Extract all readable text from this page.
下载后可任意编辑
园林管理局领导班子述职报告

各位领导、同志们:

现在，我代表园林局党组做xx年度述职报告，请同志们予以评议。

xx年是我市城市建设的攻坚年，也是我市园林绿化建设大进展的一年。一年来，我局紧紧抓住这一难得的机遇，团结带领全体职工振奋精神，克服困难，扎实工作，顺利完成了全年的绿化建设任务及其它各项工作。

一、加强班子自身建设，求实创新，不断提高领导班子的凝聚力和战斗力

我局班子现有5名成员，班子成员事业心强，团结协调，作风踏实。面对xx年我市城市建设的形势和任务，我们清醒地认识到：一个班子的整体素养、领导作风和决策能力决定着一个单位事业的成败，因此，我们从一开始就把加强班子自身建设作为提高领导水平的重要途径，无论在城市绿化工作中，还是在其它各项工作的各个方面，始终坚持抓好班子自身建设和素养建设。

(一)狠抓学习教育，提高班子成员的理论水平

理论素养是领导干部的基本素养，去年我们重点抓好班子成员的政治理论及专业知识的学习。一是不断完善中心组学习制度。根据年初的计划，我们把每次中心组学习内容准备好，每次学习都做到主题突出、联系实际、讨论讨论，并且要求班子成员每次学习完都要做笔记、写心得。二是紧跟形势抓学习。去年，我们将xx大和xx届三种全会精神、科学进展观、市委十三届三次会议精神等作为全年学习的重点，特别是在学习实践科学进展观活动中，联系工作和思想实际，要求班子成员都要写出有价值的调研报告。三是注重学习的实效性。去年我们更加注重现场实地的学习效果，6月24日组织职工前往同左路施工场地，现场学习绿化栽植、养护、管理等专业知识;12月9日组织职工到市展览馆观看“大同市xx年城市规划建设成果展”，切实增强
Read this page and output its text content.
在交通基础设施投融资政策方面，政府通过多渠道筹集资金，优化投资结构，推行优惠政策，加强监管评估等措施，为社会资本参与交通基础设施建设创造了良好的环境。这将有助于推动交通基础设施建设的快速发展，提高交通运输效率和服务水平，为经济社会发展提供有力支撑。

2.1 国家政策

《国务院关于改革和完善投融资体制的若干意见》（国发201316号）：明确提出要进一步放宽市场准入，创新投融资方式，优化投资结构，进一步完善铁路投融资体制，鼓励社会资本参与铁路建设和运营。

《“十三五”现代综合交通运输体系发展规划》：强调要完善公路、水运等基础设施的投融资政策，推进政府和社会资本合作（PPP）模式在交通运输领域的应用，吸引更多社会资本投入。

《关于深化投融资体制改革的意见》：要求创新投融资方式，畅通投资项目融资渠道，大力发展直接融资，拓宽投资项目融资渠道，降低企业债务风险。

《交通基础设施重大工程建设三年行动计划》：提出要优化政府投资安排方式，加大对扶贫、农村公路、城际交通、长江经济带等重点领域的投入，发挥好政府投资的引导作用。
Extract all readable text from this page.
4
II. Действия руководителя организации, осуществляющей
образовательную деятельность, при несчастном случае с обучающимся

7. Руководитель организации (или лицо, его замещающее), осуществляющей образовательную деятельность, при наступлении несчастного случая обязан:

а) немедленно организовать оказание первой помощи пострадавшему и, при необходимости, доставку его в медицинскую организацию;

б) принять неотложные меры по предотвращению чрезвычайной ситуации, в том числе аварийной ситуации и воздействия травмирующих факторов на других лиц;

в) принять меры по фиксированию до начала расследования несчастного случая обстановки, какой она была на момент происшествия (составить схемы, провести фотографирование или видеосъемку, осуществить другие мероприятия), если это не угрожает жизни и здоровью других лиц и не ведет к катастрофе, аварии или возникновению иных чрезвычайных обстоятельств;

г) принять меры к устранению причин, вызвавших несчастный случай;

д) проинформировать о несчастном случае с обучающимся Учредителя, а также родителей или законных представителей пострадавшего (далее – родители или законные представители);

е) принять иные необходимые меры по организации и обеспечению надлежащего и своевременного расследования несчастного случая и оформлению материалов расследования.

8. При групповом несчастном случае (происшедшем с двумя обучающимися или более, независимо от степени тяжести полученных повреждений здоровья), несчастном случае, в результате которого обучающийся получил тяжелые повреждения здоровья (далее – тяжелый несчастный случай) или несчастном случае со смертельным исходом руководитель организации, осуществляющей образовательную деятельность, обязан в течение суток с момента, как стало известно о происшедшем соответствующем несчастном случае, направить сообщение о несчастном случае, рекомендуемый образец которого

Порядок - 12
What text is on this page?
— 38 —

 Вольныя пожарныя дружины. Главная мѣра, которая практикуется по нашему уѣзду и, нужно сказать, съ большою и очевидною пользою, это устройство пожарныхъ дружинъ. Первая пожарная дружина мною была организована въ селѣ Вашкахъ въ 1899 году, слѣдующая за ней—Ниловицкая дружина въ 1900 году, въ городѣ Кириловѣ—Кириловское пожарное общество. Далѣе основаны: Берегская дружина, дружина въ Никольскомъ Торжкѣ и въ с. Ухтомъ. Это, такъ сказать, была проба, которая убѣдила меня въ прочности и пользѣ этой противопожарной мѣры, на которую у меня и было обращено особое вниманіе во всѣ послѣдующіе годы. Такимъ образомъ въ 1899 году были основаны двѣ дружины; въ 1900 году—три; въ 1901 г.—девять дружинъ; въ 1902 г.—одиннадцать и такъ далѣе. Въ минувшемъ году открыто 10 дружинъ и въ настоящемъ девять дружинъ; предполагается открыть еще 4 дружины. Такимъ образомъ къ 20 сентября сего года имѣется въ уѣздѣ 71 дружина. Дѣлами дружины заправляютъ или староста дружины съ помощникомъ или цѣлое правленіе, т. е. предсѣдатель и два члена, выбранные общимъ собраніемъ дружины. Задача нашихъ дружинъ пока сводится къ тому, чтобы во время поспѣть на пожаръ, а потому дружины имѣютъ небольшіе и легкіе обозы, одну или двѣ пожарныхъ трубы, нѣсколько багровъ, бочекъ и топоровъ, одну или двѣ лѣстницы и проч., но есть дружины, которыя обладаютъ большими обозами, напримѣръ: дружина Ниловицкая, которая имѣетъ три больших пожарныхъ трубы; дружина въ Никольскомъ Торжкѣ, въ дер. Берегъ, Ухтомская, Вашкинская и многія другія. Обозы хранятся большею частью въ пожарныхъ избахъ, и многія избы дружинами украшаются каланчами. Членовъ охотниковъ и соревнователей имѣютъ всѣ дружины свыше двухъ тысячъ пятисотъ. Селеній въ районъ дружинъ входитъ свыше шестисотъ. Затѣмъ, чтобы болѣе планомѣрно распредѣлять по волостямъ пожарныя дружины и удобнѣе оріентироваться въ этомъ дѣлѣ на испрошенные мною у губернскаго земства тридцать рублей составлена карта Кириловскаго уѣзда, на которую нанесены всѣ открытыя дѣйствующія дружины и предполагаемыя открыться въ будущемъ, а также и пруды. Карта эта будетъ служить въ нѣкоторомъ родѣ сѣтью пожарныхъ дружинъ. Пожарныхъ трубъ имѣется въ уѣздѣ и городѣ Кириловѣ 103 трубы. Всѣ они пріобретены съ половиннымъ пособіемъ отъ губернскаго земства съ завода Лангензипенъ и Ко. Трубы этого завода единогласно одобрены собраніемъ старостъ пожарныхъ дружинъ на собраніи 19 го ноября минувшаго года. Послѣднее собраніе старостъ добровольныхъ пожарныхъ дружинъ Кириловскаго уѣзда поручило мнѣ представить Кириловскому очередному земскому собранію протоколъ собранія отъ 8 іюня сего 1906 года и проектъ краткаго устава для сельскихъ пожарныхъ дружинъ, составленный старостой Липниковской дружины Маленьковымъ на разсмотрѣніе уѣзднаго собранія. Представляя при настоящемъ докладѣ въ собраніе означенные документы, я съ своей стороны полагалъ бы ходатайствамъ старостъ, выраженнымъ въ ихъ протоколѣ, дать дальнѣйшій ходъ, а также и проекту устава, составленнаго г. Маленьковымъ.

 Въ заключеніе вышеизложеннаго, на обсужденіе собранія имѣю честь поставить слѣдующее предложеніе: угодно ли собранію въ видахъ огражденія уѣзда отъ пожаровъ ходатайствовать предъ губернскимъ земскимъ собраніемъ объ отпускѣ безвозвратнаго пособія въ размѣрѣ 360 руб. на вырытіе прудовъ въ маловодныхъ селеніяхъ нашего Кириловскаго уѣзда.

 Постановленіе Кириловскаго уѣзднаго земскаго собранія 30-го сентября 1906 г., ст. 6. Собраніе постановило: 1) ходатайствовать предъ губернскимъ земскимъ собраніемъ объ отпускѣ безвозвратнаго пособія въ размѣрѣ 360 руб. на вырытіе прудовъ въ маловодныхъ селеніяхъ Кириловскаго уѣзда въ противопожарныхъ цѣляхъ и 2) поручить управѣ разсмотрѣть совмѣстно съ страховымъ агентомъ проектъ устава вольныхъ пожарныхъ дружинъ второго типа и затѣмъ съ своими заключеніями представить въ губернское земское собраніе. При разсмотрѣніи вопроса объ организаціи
§ §
To do »
Scan the material above. Copy each line that holds the word "случай".

Task output »
г) принять меры к устранению причин, вызвавших несчастный случай;
8. При групповом несчастном случае (происшедшем с двумя обучающимися или более, независимо от степени тяжести полученных повреждений здоровья), несчастном случае, в результате которого обучающийся получил тяжелые повреждения здоровья (далее – тяжелый несчастный случай) или несчастном случае со смертельным исходом руководитель организации, осуществляющей образовательную деятельность, обязан в течение суток с момента, как стало известно о происшедшем соответствующем несчастном случае, направить сообщение о несчастном случае, рекомендуемый образец которого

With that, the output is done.